→ DATA EXTRACT
——————
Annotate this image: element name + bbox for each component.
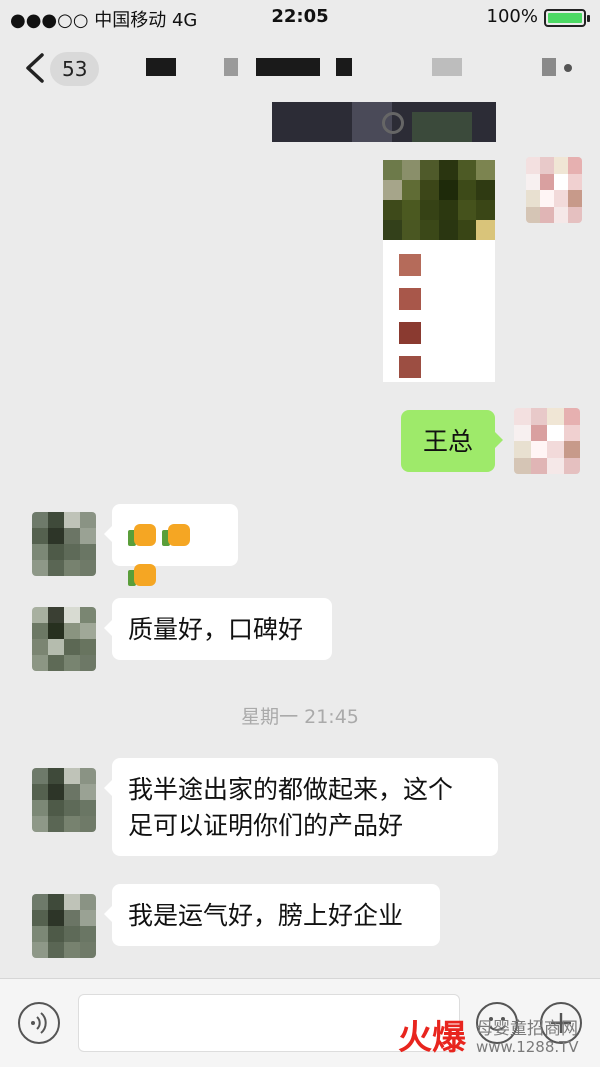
incoming-message[interactable] [104, 504, 238, 586]
image-pixel-grid [383, 160, 495, 240]
watermark: 火爆 母婴童招商网 www.1288.TV [398, 1010, 598, 1060]
contact-avatar[interactable] [32, 512, 96, 576]
message-image-partial[interactable] [272, 102, 496, 142]
back-chevron-icon[interactable] [18, 50, 54, 86]
thumbs-up-icon [162, 518, 190, 548]
thumbnail-image [399, 322, 421, 344]
thumbnail-row [399, 320, 489, 348]
my-avatar[interactable] [526, 157, 582, 223]
thumbnail-image [399, 288, 421, 310]
thumbnail-row [399, 252, 489, 280]
voice-glyph [31, 1012, 47, 1034]
message-text: 王总 [422, 427, 473, 456]
chat-header: 53 [0, 34, 600, 102]
image-pixel [412, 112, 472, 142]
redaction-block [224, 58, 238, 76]
redaction-block [432, 58, 462, 76]
watermark-brand: 火爆 [398, 1018, 466, 1058]
outgoing-message[interactable]: 王总 [401, 410, 503, 472]
message-text-line: 足可以证明你们的产品好 [128, 811, 404, 840]
battery-icon [544, 9, 590, 27]
watermark-url: www.1288.TV [476, 1038, 579, 1056]
battery-fill [548, 13, 582, 23]
redaction-block [256, 58, 320, 76]
my-avatar[interactable] [514, 408, 580, 474]
redaction-block [542, 58, 556, 76]
message-text: 我是运气好，膀上好企业 [128, 901, 404, 930]
battery-percent: 100% [486, 6, 538, 27]
thumbnail-row [399, 354, 489, 382]
contact-avatar[interactable] [32, 607, 96, 671]
thumbnail-list [399, 252, 489, 382]
contact-avatar[interactable] [32, 768, 96, 832]
message-image-screenshot[interactable] [383, 160, 495, 382]
redaction-block [336, 58, 352, 76]
thumbs-up-icon [128, 558, 156, 588]
incoming-message[interactable]: 我是运气好，膀上好企业 [104, 884, 440, 946]
chat-title-redacted [140, 58, 556, 80]
unread-count-badge[interactable]: 53 [50, 52, 100, 86]
message-text: 质量好，口碑好 [128, 615, 304, 644]
contact-avatar[interactable] [32, 894, 96, 958]
incoming-message[interactable]: 我半途出家的都做起来，这个 足可以证明你们的产品好 [104, 758, 498, 856]
redaction-block [146, 58, 176, 76]
image-pixel [382, 112, 404, 134]
watermark-tagline: 母婴童招商网 [476, 1019, 578, 1039]
thumbs-up-icon [128, 518, 156, 548]
thumbnail-image [399, 254, 421, 276]
incoming-message[interactable]: 质量好，口碑好 [104, 598, 332, 660]
message-text-line: 我半途出家的都做起来，这个 [128, 775, 454, 804]
thumbnail-row [399, 286, 489, 314]
thumbnail-image [399, 356, 421, 378]
timestamp-divider: 星期一 21:45 [241, 706, 359, 728]
more-icon[interactable] [564, 64, 572, 72]
status-bar: ●●●○○ 中国移动 4G 22:05 100% [0, 0, 600, 34]
voice-icon[interactable] [18, 1002, 60, 1044]
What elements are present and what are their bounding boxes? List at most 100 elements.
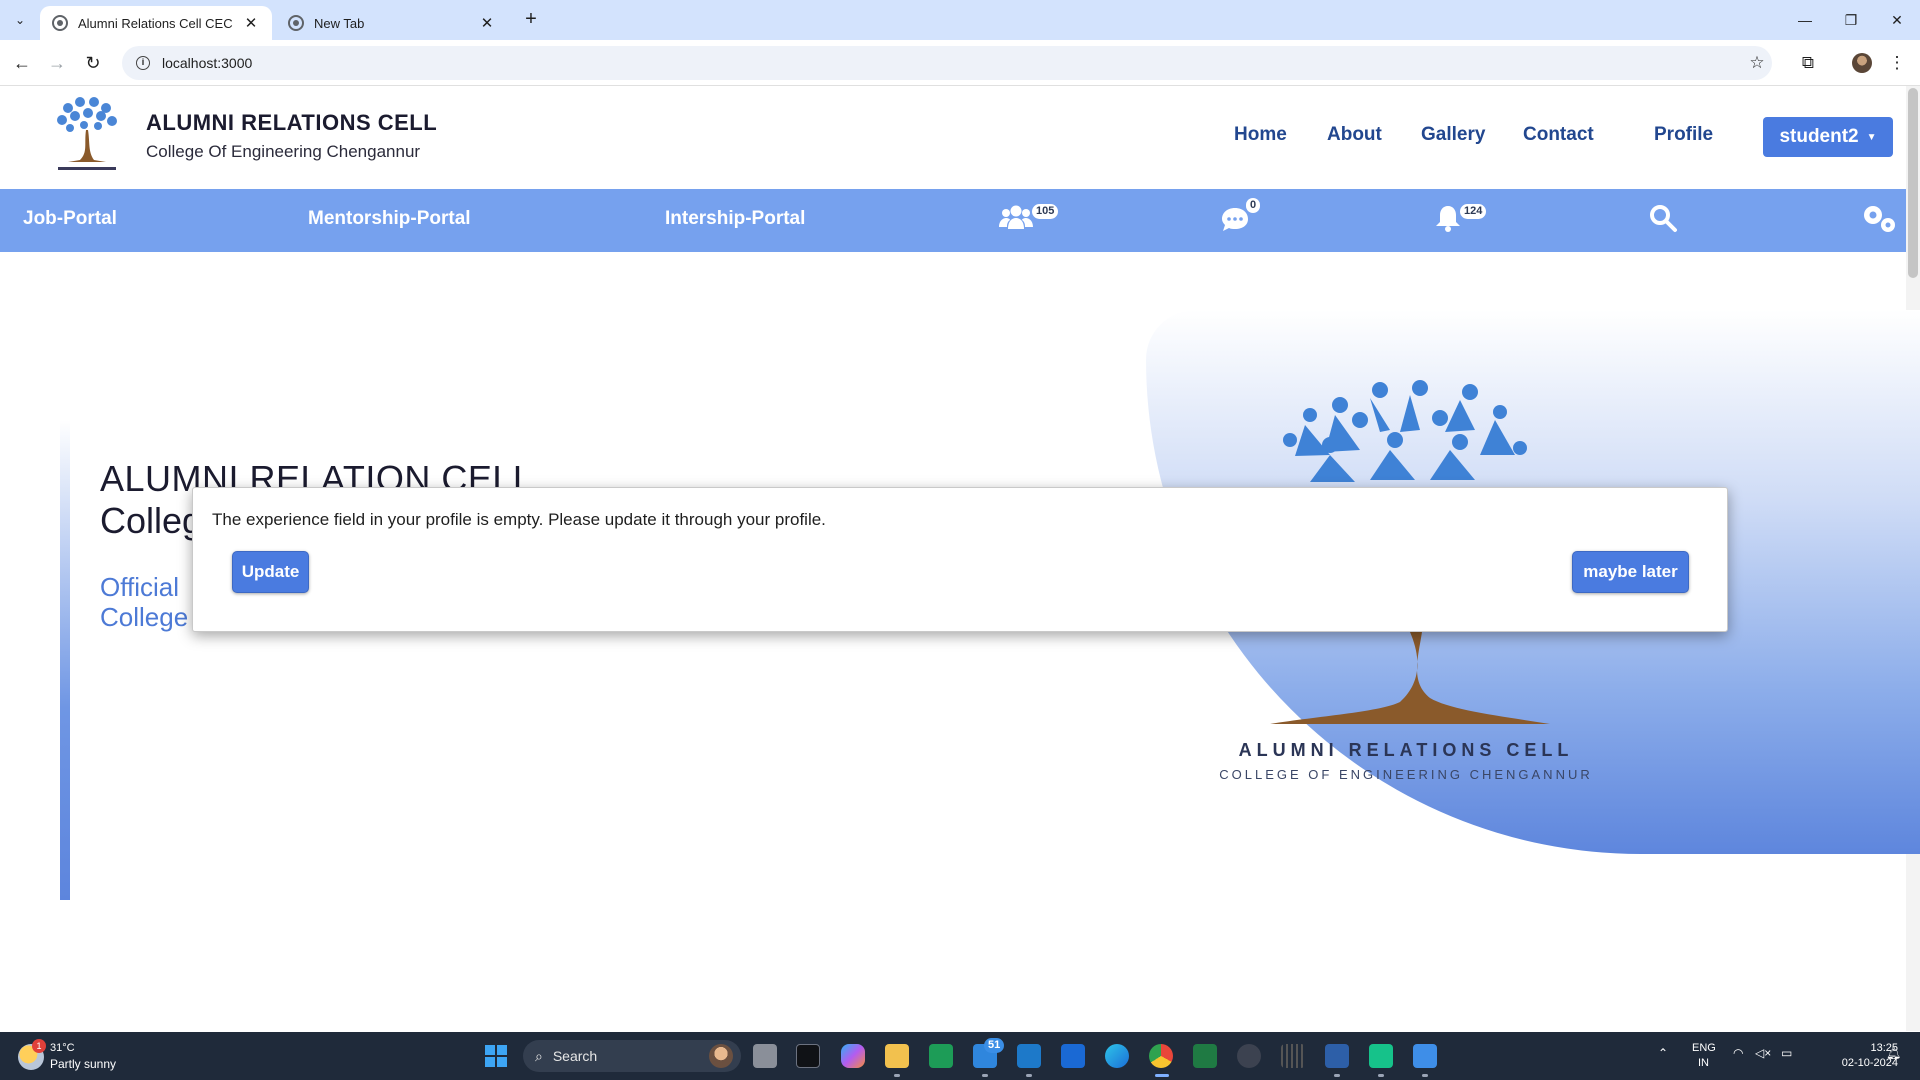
nav-contact[interactable]: Contact: [1523, 124, 1594, 146]
browser-tab-active[interactable]: Alumni Relations Cell CEC ✕: [40, 6, 272, 40]
profile-avatar-icon[interactable]: [1852, 53, 1872, 73]
nav-home[interactable]: Home: [1234, 124, 1287, 146]
extensions-puzzle-icon[interactable]: ⧉: [1797, 52, 1819, 74]
nav-about[interactable]: About: [1327, 124, 1382, 146]
hero-description-line1: Official: [100, 572, 179, 602]
chrome-active-indicator: [1155, 1074, 1169, 1077]
close-window-button[interactable]: ✕: [1874, 0, 1920, 40]
excel-icon[interactable]: [1193, 1044, 1217, 1068]
site-header: ALUMNI RELATIONS CELL College Of Enginee…: [0, 86, 1906, 189]
taskbar-search-box[interactable]: ⌕ Search: [523, 1040, 741, 1072]
windows-taskbar: 1 31°C Partly sunny ⌕ Search 51 ⌃ ENG IN…: [0, 1032, 1920, 1080]
store-icon[interactable]: [1061, 1044, 1085, 1068]
hero-description-line2: College: [100, 602, 189, 632]
tree-trunk-graphic: [1270, 632, 1550, 724]
profile-update-dialog: The experience field in your profile is …: [192, 487, 1728, 632]
weather-condition: Partly sunny: [50, 1057, 117, 1071]
search-highlight-image: [709, 1044, 733, 1068]
browser-menu-icon[interactable]: ⋮: [1886, 52, 1908, 74]
vscode-icon[interactable]: [1017, 1044, 1041, 1068]
weather-badge: 1: [32, 1039, 46, 1053]
tab-close-icon[interactable]: ✕: [478, 14, 496, 32]
terminal-icon[interactable]: [796, 1044, 820, 1068]
mail-running-indicator: [982, 1074, 988, 1077]
tab-close-icon[interactable]: ✕: [242, 14, 260, 32]
chrome-icon[interactable]: [1149, 1044, 1173, 1068]
camera-icon[interactable]: [1237, 1044, 1261, 1068]
notification-bell-icon[interactable]: 🔔︎: [1886, 1046, 1901, 1060]
browser-tab-inactive[interactable]: New Tab ✕: [276, 6, 508, 40]
speaker-muted-icon[interactable]: ◁×: [1755, 1046, 1771, 1060]
dialog-message: The experience field in your profile is …: [212, 510, 826, 529]
pycharm-icon[interactable]: [1369, 1044, 1393, 1068]
user-dropdown-button[interactable]: student2 ▼: [1763, 117, 1893, 157]
hero-subtitle: Colleg: [100, 500, 203, 541]
maybe-later-button[interactable]: maybe later: [1572, 551, 1689, 593]
reload-icon[interactable]: ↻: [80, 50, 106, 76]
logo-caption-subtitle: COLLEGE OF ENGINEERING CHENGANNUR: [1219, 767, 1593, 782]
notifications-badge: 124: [1460, 204, 1487, 219]
battery-icon[interactable]: ▭: [1781, 1046, 1792, 1060]
notifications-bell-icon[interactable]: 124: [1434, 203, 1487, 238]
edge-icon[interactable]: [1105, 1044, 1129, 1068]
logo-caption-title: ALUMNI RELATIONS CELL: [1238, 740, 1574, 760]
minimize-button[interactable]: —: [1782, 0, 1828, 40]
address-bar[interactable]: i localhost:3000: [122, 46, 1772, 80]
settings-gears-icon[interactable]: [1861, 203, 1897, 240]
notepad-icon[interactable]: [1413, 1044, 1437, 1068]
pycharm-running-indicator: [1378, 1074, 1384, 1077]
url-text: localhost:3000: [162, 55, 253, 71]
notepad-running-indicator: [1422, 1074, 1428, 1077]
language-indicator-top[interactable]: ENG: [1692, 1042, 1716, 1054]
nav-profile[interactable]: Profile: [1654, 124, 1713, 146]
internship-portal-link[interactable]: Intership-Portal: [665, 208, 805, 230]
tab-title: Alumni Relations Cell CEC: [78, 15, 233, 31]
weather-temperature: 31°C: [50, 1042, 75, 1054]
messages-badge: 0: [1246, 198, 1261, 213]
vscode-running-indicator: [1026, 1074, 1032, 1077]
caret-down-icon: ▼: [1866, 131, 1877, 143]
globe-favicon-icon: [52, 15, 68, 31]
tab-search-chevron-icon[interactable]: ⌄: [8, 8, 32, 32]
windows-start-icon[interactable]: [485, 1045, 507, 1067]
connections-users-icon[interactable]: 105: [998, 203, 1059, 238]
snipping-tool-icon[interactable]: [1325, 1044, 1349, 1068]
brand-title: ALUMNI RELATIONS CELL: [146, 110, 438, 135]
search-icon[interactable]: [1648, 203, 1678, 238]
back-arrow-icon[interactable]: ←: [9, 50, 35, 76]
mail-badge: 51: [984, 1038, 1005, 1053]
browser-tab-strip: ⌄ Alumni Relations Cell CEC ✕ New Tab ✕ …: [0, 0, 1920, 40]
globe-favicon-icon: [288, 15, 304, 31]
job-portal-link[interactable]: Job-Portal: [23, 208, 117, 230]
restore-button[interactable]: ❐: [1828, 0, 1874, 40]
site-info-icon[interactable]: i: [136, 56, 150, 70]
brand-subtitle: College Of Engineering Chengannur: [146, 142, 421, 161]
browser-toolbar: ← → ↻ i localhost:3000 ☆ ⧉ ⋮: [0, 40, 1920, 86]
bookmark-star-icon[interactable]: ☆: [1746, 52, 1768, 74]
connections-badge: 105: [1032, 204, 1059, 219]
hero-accent-bar: [60, 420, 70, 900]
task-view-icon[interactable]: [753, 1044, 777, 1068]
search-icon: ⌕: [535, 1047, 543, 1064]
messages-chat-icon[interactable]: 0: [1220, 198, 1261, 238]
taskbar-search-label: Search: [552, 1048, 598, 1064]
tray-chevron-up-icon[interactable]: ⌃: [1658, 1046, 1668, 1060]
forward-arrow-icon[interactable]: →: [44, 50, 70, 76]
tab-title: New Tab: [314, 15, 365, 31]
user-name: student2: [1779, 126, 1859, 147]
snipping-running-indicator: [1334, 1074, 1340, 1077]
classroom-app-icon[interactable]: [929, 1044, 953, 1068]
wifi-icon[interactable]: ◠: [1733, 1046, 1743, 1060]
nav-gallery[interactable]: Gallery: [1421, 124, 1485, 146]
language-indicator-bottom[interactable]: IN: [1698, 1057, 1709, 1069]
app-striped-icon[interactable]: [1281, 1044, 1305, 1068]
mentorship-portal-link[interactable]: Mentorship-Portal: [308, 208, 471, 230]
update-button[interactable]: Update: [232, 551, 309, 593]
alumni-cell-logo: [57, 97, 117, 170]
page-scrollbar-thumb[interactable]: [1908, 88, 1918, 278]
copilot-icon[interactable]: [841, 1044, 865, 1068]
file-explorer-running-indicator: [894, 1074, 900, 1077]
new-tab-button[interactable]: +: [520, 8, 542, 30]
portal-nav-bar: Job-Portal Mentorship-Portal Intership-P…: [0, 189, 1906, 252]
file-explorer-icon[interactable]: [885, 1044, 909, 1068]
——————
→ TASK TO COMPLETE
Put the records starting at the line that contains "nav-contact[interactable]: Contact: [1523, 124, 1594, 146]" and ending at the line that contains "speaker-muted-icon[interactable]: ◁×: [1755, 1046, 1771, 1060]" into a numbered list, leaving out any blank lines.

→ FINAL ANSWER
1. nav-contact[interactable]: Contact: [1523, 124, 1594, 146]
2. browser-tab-active[interactable]: Alumni Relations Cell CEC ✕: [40, 6, 272, 40]
3. profile-avatar-icon[interactable]: [1852, 53, 1872, 73]
4. nav-home[interactable]: Home: [1234, 124, 1287, 146]
5. extensions-puzzle-icon[interactable]: ⧉: [1797, 52, 1819, 74]
6. nav-about[interactable]: About: [1327, 124, 1382, 146]
7. hero-description-line1: Official: [100, 572, 179, 602]
8. chrome-active-indicator: [1155, 1074, 1169, 1077]
9. close-window-button[interactable]: ✕: [1874, 0, 1920, 40]
10. excel-icon[interactable]: [1193, 1044, 1217, 1068]
11. site-header: ALUMNI RELATIONS CELL College Of Enginee…: [0, 86, 1906, 189]
12. taskbar-search-box[interactable]: ⌕ Search: [523, 1040, 741, 1072]
13. windows-taskbar: 1 31°C Partly sunny ⌕ Search 51 ⌃ ENG IN…: [0, 1032, 1920, 1080]
14. store-icon[interactable]: [1061, 1044, 1085, 1068]
15. hero-description-line2: College: [100, 602, 189, 632]
16. tree-trunk-graphic: [1270, 632, 1550, 724]
17. profile-update-dialog: The experience field in your profile is …: [192, 487, 1728, 632]
18. weather-condition: Partly sunny: [50, 1057, 117, 1071]
19. search-highlight-image: [709, 1044, 733, 1068]
20. browser-menu-icon[interactable]: ⋮: [1886, 52, 1908, 74]
21. vscode-icon[interactable]: [1017, 1044, 1041, 1068]
22. weather-badge: 1: [32, 1039, 46, 1053]
23. tab-close-icon[interactable]: ✕: [478, 14, 496, 32]
24. terminal-icon[interactable]: [796, 1044, 820, 1068]
25. mail-running-indicator: [982, 1074, 988, 1077]
26. tab-close-icon[interactable]: ✕: [242, 14, 260, 32]
27. chrome-icon[interactable]: [1149, 1044, 1173, 1068]
28. camera-icon[interactable]: [1237, 1044, 1261, 1068]
29. notification-bell-icon[interactable]: 🔔︎: [1886, 1046, 1901, 1060]
30. browser-tab-inactive[interactable]: New Tab ✕: [276, 6, 508, 40]
31. speaker-muted-icon[interactable]: ◁×: [1755, 1046, 1771, 1060]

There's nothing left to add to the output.